Quote all entries in full, exactly.
▬▬▬▬▬▬
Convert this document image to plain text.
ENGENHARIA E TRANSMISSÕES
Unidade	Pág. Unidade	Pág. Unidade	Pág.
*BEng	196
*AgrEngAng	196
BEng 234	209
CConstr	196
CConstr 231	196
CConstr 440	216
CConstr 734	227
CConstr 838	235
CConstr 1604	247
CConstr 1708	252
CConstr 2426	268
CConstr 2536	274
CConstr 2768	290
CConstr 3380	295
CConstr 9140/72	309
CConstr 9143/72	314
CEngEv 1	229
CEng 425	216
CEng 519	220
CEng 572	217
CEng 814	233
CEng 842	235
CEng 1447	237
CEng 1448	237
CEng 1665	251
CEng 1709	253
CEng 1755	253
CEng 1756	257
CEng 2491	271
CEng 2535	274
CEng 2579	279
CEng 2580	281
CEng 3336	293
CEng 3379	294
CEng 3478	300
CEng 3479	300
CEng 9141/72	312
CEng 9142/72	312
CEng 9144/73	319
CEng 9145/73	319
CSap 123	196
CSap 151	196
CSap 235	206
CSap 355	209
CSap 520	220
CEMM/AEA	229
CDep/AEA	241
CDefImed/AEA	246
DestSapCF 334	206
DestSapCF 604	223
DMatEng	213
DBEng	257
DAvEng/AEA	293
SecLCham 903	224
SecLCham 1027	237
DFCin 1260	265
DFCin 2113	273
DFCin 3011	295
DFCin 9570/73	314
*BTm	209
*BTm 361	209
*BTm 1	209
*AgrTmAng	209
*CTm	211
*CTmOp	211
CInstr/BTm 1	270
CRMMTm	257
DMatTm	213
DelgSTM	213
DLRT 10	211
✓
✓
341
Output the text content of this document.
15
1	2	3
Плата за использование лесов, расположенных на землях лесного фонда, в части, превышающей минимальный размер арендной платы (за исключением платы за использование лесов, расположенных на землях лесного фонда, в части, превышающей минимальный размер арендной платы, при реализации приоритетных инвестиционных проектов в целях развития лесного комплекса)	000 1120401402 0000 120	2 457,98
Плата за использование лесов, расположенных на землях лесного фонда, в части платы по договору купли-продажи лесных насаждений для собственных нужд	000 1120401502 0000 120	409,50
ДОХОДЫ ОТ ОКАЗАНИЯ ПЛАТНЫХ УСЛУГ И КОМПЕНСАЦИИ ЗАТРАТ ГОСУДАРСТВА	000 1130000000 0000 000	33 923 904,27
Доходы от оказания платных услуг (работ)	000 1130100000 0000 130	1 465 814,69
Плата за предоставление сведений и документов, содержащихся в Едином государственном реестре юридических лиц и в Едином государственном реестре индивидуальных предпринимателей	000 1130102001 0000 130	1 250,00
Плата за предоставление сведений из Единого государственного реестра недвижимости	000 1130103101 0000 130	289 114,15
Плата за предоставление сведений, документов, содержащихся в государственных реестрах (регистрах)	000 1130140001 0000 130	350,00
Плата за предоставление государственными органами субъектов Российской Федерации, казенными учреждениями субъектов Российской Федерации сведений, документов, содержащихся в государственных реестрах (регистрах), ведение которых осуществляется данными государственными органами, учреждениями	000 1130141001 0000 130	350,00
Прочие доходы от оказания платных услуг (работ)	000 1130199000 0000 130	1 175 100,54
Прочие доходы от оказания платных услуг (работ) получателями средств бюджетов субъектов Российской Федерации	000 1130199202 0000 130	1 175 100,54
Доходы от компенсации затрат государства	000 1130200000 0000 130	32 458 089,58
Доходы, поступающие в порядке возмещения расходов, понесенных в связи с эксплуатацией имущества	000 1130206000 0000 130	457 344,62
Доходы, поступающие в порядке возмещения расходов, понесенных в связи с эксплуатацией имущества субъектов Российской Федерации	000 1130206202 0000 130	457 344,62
▬▬▬▬▬▬
Answer to the task
Convert this document image to plain text.
ENGENHARIA E TRANSMISSÕES
Unidade	Pág. Unidade	Pág. Unidade	Pág.
*BEng	196
*AgrEngAng	196
BEng 234	209
CConstr	196
CConstr 231	196
CConstr 440	216
CConstr 734	227
CConstr 838	235
CConstr 1604	247
CConstr 1708	252
CConstr 2426	268
CConstr 2536	274
CConstr 2768	290
CConstr 3380	295
CConstr 9140/72	309
CConstr 9143/72	314
CEngEv 1	229
CEng 425	216
CEng 519	220
CEng 572	217
CEng 814	233
CEng 842	235
CEng 1447	237
CEng 1448	237
CEng 1665	251
CEng 1709	253
CEng 1755	253
CEng 1756	257
CEng 2491	271
CEng 2535	274
CEng 2579	279
CEng 2580	281
CEng 3336	293
CEng 3379	294
CEng 3478	300
CEng 3479	300
CEng 9141/72	312
CEng 9142/72	312
CEng 9144/73	319
CEng 9145/73	319
CSap 123	196
CSap 151	196
CSap 235	206
CSap 355	209
CSap 520	220
CEMM/AEA	229
CDep/AEA	241
CDefImed/AEA	246
DestSapCF 334	206
DestSapCF 604	223
DMatEng	213
DBEng	257
DAvEng/AEA	293
SecLCham 903	224
SecLCham 1027	237
DFCin 1260	265
DFCin 2113	273
DFCin 3011	295
DFCin 9570/73	314
*BTm	209
*BTm 361	209
*BTm 1	209
*AgrTmAng	209
*CTm	211
*CTmOp	211
CInstr/BTm 1	270
CRMMTm	257
DMatTm	213
DelgSTM	213
DLRT 10	211
✓
✓
341
Output the text content of this document.
15
1	2	3
Плата за использование лесов, расположенных на землях лесного фонда, в части, превышающей минимальный размер арендной платы (за исключением платы за использование лесов, расположенных на землях лесного фонда, в части, превышающей минимальный размер арендной платы, при реализации приоритетных инвестиционных проектов в целях развития лесного комплекса)	000 1120401402 0000 120	2 457,98
Плата за использование лесов, расположенных на землях лесного фонда, в части платы по договору купли-продажи лесных насаждений для собственных нужд	000 1120401502 0000 120	409,50
ДОХОДЫ ОТ ОКАЗАНИЯ ПЛАТНЫХ УСЛУГ И КОМПЕНСАЦИИ ЗАТРАТ ГОСУДАРСТВА	000 1130000000 0000 000	33 923 904,27
Доходы от оказания платных услуг (работ)	000 1130100000 0000 130	1 465 814,69
Плата за предоставление сведений и документов, содержащихся в Едином государственном реестре юридических лиц и в Едином государственном реестре индивидуальных предпринимателей	000 1130102001 0000 130	1 250,00
Плата за предоставление сведений из Единого государственного реестра недвижимости	000 1130103101 0000 130	289 114,15
Плата за предоставление сведений, документов, содержащихся в государственных реестрах (регистрах)	000 1130140001 0000 130	350,00
Плата за предоставление государственными органами субъектов Российской Федерации, казенными учреждениями субъектов Российской Федерации сведений, документов, содержащихся в государственных реестрах (регистрах), ведение которых осуществляется данными государственными органами, учреждениями	000 1130141001 0000 130	350,00
Прочие доходы от оказания платных услуг (работ)	000 1130199000 0000 130	1 175 100,54
Прочие доходы от оказания платных услуг (работ) получателями средств бюджетов субъектов Российской Федерации	000 1130199202 0000 130	1 175 100,54
Доходы от компенсации затрат государства	000 1130200000 0000 130	32 458 089,58
Доходы, поступающие в порядке возмещения расходов, понесенных в связи с эксплуатацией имущества	000 1130206000 0000 130	457 344,62
Доходы, поступающие в порядке возмещения расходов, понесенных в связи с эксплуатацией имущества субъектов Российской Федерации	000 1130206202 0000 130	457 344,62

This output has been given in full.